=== Passage shown ===

/---

4 of 247 comments (clear)

  1. Re:No Way! by cduffy · · Score: 2, Insightful

    This will become quite the event in data warehouse circles I bet, because the cost of 'being in the cloud' just doubled; it's not enough to buy storage from one provider. The "always there" quality that's supposedly the benefit of cloud storage is a facade.

    You can buy from one provider -- every major cloud provider has multiple availability zones. But yes, lots of people buy in only one zone because it's cheaper, and then suffer for that mistake -- in situations just like this.

  2. Re:Emergency Plan by MariusBoo · · Score: 3, Insightful

    Actually in the case of EC2 the smart thing would have been to have your instances spread over different availability zones...

  3. Re:No Way! by Synn · · Score: 2, Insightful

    "Back on topic, I just don't see all these day-long outages that apparenty seem to happen all the time in companies that haven't moved their servers to The Cloud(tm)."

    You must not get out much. Atlantic.net I had a 11 hour outage due to the staff not understanding how to update a Cisco router. Then a 4 hour outage when they screwed up billing and shut down our service with no warning. Then there was that time they didn't like our DNS traffic and shut down DNS with no warning or notice. That was a fun hour or so of me trying to figure out why our applications were having issues.

    So.. we go to replace them and one of the places we visit(that was highly recommended), first words outta their mouth was "So I'm sure you heard about that 6 hour outage we had xxx back. Here's what we've done to make sure it doesn't happen again..."

    Long outages happen. I'm pretty much in the firm belief that if your app can't scale out across large geography automatically the only thing giving you solid uptime is pure luck. Any time someone wants 5 9's with a single data center I just laugh. But setting up your app and data to work that way takes Work.

    Which, btw, would've also prevented outages for companies here. Only 1 zone was affected, EC2 also has zones on the west coast, Ireland and Asia pacific. If you built your app to use those and balanced via ELB, you likely wouldn't be impacted with this outage. But again, that takes $$$. Most companies don't want to spend that and frankly most companies probably don't need to.

  4. Re:No Way! by lgw · · Score: 4, Insightful

    his will become quite the event in data warehouse circles I bet, because the cost of 'being in the cloud' just doubled; it's not enough to buy storage from one provider. The "always there" quality that's supposedly the benefit of cloud storage is a facade.

    The cloud doesn't have to be perfect - it just has to be as good in the eyes of VPs as the contractors they'd otherwise hire to run their internal datacenter. What's the value of an IT guy in the eyes of an MBA? Yeah, this sort of reality check wont phase them at all.

    --
    Socialism: a lie told by totalitarians and believed by fools.

\---

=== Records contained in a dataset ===
/---

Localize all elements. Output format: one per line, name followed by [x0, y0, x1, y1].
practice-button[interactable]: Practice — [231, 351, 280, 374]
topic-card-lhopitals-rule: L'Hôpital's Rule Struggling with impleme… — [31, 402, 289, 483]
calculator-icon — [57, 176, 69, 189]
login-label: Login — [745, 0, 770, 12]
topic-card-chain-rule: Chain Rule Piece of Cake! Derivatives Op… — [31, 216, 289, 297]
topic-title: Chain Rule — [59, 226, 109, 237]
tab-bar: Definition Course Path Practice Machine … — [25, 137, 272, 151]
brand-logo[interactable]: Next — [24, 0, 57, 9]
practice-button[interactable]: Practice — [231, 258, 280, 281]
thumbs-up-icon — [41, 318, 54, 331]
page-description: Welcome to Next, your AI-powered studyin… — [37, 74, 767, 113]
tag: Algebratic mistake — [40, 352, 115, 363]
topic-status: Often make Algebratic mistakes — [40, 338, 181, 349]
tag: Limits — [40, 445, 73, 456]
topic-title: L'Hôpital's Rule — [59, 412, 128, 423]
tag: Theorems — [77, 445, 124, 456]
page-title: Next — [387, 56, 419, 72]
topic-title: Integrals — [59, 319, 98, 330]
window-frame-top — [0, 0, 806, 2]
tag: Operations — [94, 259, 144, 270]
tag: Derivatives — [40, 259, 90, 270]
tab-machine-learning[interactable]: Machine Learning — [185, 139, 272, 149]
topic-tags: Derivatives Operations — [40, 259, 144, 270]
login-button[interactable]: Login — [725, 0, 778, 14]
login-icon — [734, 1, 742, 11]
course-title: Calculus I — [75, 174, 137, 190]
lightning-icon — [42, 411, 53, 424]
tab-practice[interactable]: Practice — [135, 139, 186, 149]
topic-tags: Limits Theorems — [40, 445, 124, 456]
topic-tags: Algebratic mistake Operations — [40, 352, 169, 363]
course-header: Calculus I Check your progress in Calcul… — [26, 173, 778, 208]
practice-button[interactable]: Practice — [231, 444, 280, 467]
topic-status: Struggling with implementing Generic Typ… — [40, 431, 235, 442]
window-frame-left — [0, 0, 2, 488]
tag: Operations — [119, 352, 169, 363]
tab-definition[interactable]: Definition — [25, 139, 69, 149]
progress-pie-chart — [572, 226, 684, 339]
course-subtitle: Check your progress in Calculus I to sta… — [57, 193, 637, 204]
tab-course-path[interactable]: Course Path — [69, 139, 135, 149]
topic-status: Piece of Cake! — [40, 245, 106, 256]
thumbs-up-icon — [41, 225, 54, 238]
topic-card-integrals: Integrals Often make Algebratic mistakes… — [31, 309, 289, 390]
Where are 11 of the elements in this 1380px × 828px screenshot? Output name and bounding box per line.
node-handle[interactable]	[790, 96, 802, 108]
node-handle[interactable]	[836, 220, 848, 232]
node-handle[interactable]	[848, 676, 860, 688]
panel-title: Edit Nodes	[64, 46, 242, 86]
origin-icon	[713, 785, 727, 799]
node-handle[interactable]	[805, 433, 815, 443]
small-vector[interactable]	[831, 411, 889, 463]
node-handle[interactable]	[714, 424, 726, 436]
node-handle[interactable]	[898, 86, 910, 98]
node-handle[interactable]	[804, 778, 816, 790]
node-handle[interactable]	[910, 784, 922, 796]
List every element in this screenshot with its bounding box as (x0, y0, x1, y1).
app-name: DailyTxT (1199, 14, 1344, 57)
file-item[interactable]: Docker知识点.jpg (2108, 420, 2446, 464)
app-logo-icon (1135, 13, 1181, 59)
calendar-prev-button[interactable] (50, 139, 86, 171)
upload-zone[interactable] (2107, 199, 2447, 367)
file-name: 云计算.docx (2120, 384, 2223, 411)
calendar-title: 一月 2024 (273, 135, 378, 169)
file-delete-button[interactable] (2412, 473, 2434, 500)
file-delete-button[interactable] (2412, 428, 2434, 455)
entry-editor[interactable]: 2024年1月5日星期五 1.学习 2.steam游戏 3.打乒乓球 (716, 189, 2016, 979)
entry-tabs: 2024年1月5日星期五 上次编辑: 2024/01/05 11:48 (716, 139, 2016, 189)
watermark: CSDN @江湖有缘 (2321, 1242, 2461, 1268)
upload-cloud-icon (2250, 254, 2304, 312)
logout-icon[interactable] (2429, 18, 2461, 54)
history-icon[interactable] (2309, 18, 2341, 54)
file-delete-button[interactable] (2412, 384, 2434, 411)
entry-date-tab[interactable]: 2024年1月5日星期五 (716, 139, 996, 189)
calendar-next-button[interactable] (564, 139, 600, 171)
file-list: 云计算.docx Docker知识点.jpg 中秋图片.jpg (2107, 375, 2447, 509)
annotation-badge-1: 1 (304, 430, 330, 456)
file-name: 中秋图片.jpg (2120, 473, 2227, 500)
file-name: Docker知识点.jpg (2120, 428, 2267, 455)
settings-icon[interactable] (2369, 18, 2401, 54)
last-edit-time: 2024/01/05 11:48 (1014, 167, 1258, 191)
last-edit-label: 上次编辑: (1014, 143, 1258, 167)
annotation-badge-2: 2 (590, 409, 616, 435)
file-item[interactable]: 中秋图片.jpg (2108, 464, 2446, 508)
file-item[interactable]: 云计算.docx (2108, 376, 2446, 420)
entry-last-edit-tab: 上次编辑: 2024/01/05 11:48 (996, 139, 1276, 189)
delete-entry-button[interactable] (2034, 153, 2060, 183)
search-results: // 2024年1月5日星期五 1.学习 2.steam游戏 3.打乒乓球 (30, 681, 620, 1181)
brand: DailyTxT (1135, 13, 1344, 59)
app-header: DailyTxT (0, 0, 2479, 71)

\---

=== Stated goal A ===
Please list the usernames of everyone who posted a comment in the comment thread.
=== Stated goal B ===
In the comment thread, Synn says that spreading an app across other EC2 zones would have helped. Explain why, and give the reason Synn offers for why most companies don't do it.
These records were drawn from a separate source.

=== Correct result A ===
cduffy, MariusBoo, Synn, lgw

=== Correct result B ===
Only one zone was affected, and EC2 also has zones on the west coast, in Ireland and in Asia Pacific, so an app built to use those and balanced via ELB likely wouldn't have been hit by the outage. Most companies don't do this because setting it up takes work and money, which most don't want to spend and probably don't need to.